** Exercise aim **
Could you write out every entry exactly as it stands?
>> start Material for this exercise
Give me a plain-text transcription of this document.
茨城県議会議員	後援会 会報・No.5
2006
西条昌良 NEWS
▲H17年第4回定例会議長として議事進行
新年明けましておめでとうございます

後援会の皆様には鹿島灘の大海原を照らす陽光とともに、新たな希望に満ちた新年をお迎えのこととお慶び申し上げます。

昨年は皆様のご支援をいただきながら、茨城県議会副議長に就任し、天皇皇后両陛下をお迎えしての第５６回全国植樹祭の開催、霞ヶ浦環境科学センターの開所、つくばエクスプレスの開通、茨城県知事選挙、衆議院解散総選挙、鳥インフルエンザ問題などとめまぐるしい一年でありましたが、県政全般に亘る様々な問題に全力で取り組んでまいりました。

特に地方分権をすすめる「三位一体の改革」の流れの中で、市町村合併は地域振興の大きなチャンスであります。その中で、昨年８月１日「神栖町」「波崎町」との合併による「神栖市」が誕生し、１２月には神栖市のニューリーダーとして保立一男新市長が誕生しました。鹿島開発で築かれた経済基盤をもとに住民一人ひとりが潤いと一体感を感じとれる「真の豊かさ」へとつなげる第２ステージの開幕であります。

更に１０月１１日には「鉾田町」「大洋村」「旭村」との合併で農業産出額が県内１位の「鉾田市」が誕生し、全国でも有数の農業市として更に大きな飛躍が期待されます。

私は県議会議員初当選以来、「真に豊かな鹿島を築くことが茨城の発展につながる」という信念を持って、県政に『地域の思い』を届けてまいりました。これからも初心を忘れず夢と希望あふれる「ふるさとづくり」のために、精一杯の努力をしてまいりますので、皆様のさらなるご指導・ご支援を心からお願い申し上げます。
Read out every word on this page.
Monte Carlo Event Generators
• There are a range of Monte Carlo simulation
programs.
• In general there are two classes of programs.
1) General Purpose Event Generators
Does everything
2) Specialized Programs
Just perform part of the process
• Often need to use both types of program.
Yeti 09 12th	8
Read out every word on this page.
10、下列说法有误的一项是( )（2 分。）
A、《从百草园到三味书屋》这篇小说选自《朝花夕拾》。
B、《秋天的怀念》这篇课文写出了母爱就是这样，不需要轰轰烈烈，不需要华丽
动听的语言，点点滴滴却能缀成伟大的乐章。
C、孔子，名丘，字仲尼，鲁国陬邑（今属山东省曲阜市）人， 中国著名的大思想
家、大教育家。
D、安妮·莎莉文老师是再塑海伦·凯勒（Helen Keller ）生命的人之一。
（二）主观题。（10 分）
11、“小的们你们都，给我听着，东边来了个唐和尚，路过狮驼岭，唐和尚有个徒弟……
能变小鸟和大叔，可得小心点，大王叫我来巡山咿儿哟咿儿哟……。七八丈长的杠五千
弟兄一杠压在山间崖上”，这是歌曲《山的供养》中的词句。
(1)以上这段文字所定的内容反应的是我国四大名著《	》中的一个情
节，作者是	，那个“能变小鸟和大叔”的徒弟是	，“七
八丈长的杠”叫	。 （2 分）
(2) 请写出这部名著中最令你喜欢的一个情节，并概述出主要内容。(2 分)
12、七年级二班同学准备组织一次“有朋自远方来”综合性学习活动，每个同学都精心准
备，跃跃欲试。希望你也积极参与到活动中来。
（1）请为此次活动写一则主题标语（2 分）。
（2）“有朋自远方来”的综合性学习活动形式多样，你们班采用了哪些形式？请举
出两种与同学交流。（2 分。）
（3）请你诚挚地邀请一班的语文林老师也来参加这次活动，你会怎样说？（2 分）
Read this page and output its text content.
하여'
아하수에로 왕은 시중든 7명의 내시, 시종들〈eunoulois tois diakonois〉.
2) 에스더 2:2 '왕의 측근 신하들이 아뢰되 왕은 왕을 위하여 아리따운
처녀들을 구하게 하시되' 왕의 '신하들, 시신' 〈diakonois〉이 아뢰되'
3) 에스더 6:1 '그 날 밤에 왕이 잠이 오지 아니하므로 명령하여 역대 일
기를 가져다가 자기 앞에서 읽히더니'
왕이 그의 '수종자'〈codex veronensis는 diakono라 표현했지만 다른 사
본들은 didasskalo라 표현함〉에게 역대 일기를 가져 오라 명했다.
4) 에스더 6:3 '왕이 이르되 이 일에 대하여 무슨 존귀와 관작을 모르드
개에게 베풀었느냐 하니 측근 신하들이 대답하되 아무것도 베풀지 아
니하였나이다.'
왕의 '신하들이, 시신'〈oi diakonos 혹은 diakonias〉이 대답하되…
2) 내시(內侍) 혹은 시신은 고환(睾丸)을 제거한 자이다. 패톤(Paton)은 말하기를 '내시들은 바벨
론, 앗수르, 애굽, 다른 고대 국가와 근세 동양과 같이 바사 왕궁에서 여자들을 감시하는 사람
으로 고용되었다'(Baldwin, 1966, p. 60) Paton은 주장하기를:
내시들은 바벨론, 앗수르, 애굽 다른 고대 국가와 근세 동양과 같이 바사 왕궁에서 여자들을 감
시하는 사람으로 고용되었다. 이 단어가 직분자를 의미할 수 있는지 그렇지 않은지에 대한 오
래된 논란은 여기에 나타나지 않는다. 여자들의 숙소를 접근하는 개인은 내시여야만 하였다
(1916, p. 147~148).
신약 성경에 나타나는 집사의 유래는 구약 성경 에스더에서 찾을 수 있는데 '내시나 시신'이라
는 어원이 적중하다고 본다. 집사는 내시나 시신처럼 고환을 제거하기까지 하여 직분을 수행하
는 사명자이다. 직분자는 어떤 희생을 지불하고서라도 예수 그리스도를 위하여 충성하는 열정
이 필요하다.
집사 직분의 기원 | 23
>> end Material for this exercise
** Exercise response **
Give me a plain-text transcription of this document.
茨城県議会議員	後援会 会報・No.5
2006
西条昌良 NEWS
▲H17年第4回定例会議長として議事進行
新年明けましておめでとうございます

後援会の皆様には鹿島灘の大海原を照らす陽光とともに、新たな希望に満ちた新年をお迎えのこととお慶び申し上げます。

昨年は皆様のご支援をいただきながら、茨城県議会副議長に就任し、天皇皇后両陛下をお迎えしての第５６回全国植樹祭の開催、霞ヶ浦環境科学センターの開所、つくばエクスプレスの開通、茨城県知事選挙、衆議院解散総選挙、鳥インフルエンザ問題などとめまぐるしい一年でありましたが、県政全般に亘る様々な問題に全力で取り組んでまいりました。

特に地方分権をすすめる「三位一体の改革」の流れの中で、市町村合併は地域振興の大きなチャンスであります。その中で、昨年８月１日「神栖町」「波崎町」との合併による「神栖市」が誕生し、１２月には神栖市のニューリーダーとして保立一男新市長が誕生しました。鹿島開発で築かれた経済基盤をもとに住民一人ひとりが潤いと一体感を感じとれる「真の豊かさ」へとつなげる第２ステージの開幕であります。

更に１０月１１日には「鉾田町」「大洋村」「旭村」との合併で農業産出額が県内１位の「鉾田市」が誕生し、全国でも有数の農業市として更に大きな飛躍が期待されます。

私は県議会議員初当選以来、「真に豊かな鹿島を築くことが茨城の発展につながる」という信念を持って、県政に『地域の思い』を届けてまいりました。これからも初心を忘れず夢と希望あふれる「ふるさとづくり」のために、精一杯の努力をしてまいりますので、皆様のさらなるご指導・ご支援を心からお願い申し上げます。
Read out every word on this page.
Monte Carlo Event Generators
• There are a range of Monte Carlo simulation
programs.
• In general there are two classes of programs.
1) General Purpose Event Generators
Does everything
2) Specialized Programs
Just perform part of the process
• Often need to use both types of program.
Yeti 09 12th	8
Read out every word on this page.
10、下列说法有误的一项是( )（2 分。）
A、《从百草园到三味书屋》这篇小说选自《朝花夕拾》。
B、《秋天的怀念》这篇课文写出了母爱就是这样，不需要轰轰烈烈，不需要华丽
动听的语言，点点滴滴却能缀成伟大的乐章。
C、孔子，名丘，字仲尼，鲁国陬邑（今属山东省曲阜市）人， 中国著名的大思想
家、大教育家。
D、安妮·莎莉文老师是再塑海伦·凯勒（Helen Keller ）生命的人之一。
（二）主观题。（10 分）
11、“小的们你们都，给我听着，东边来了个唐和尚，路过狮驼岭，唐和尚有个徒弟……
能变小鸟和大叔，可得小心点，大王叫我来巡山咿儿哟咿儿哟……。七八丈长的杠五千
弟兄一杠压在山间崖上”，这是歌曲《山的供养》中的词句。
(1)以上这段文字所定的内容反应的是我国四大名著《	》中的一个情
节，作者是	，那个“能变小鸟和大叔”的徒弟是	，“七
八丈长的杠”叫	。 （2 分）
(2) 请写出这部名著中最令你喜欢的一个情节，并概述出主要内容。(2 分)
12、七年级二班同学准备组织一次“有朋自远方来”综合性学习活动，每个同学都精心准
备，跃跃欲试。希望你也积极参与到活动中来。
（1）请为此次活动写一则主题标语（2 分）。
（2）“有朋自远方来”的综合性学习活动形式多样，你们班采用了哪些形式？请举
出两种与同学交流。（2 分。）
（3）请你诚挚地邀请一班的语文林老师也来参加这次活动，你会怎样说？（2 分）
Read this page and output its text content.
하여'
아하수에로 왕은 시중든 7명의 내시, 시종들〈eunoulois tois diakonois〉.
2) 에스더 2:2 '왕의 측근 신하들이 아뢰되 왕은 왕을 위하여 아리따운
처녀들을 구하게 하시되' 왕의 '신하들, 시신' 〈diakonois〉이 아뢰되'
3) 에스더 6:1 '그 날 밤에 왕이 잠이 오지 아니하므로 명령하여 역대 일
기를 가져다가 자기 앞에서 읽히더니'
왕이 그의 '수종자'〈codex veronensis는 diakono라 표현했지만 다른 사
본들은 didasskalo라 표현함〉에게 역대 일기를 가져 오라 명했다.
4) 에스더 6:3 '왕이 이르되 이 일에 대하여 무슨 존귀와 관작을 모르드
개에게 베풀었느냐 하니 측근 신하들이 대답하되 아무것도 베풀지 아
니하였나이다.'
왕의 '신하들이, 시신'〈oi diakonos 혹은 diakonias〉이 대답하되…
2) 내시(內侍) 혹은 시신은 고환(睾丸)을 제거한 자이다. 패톤(Paton)은 말하기를 '내시들은 바벨
론, 앗수르, 애굽, 다른 고대 국가와 근세 동양과 같이 바사 왕궁에서 여자들을 감시하는 사람
으로 고용되었다'(Baldwin, 1966, p. 60) Paton은 주장하기를:
내시들은 바벨론, 앗수르, 애굽 다른 고대 국가와 근세 동양과 같이 바사 왕궁에서 여자들을 감
시하는 사람으로 고용되었다. 이 단어가 직분자를 의미할 수 있는지 그렇지 않은지에 대한 오
래된 논란은 여기에 나타나지 않는다. 여자들의 숙소를 접근하는 개인은 내시여야만 하였다
(1916, p. 147~148).
신약 성경에 나타나는 집사의 유래는 구약 성경 에스더에서 찾을 수 있는데 '내시나 시신'이라
는 어원이 적중하다고 본다. 집사는 내시나 시신처럼 고환을 제거하기까지 하여 직분을 수행하
는 사명자이다. 직분자는 어떤 희생을 지불하고서라도 예수 그리스도를 위하여 충성하는 열정
이 필요하다.
집사 직분의 기원 | 23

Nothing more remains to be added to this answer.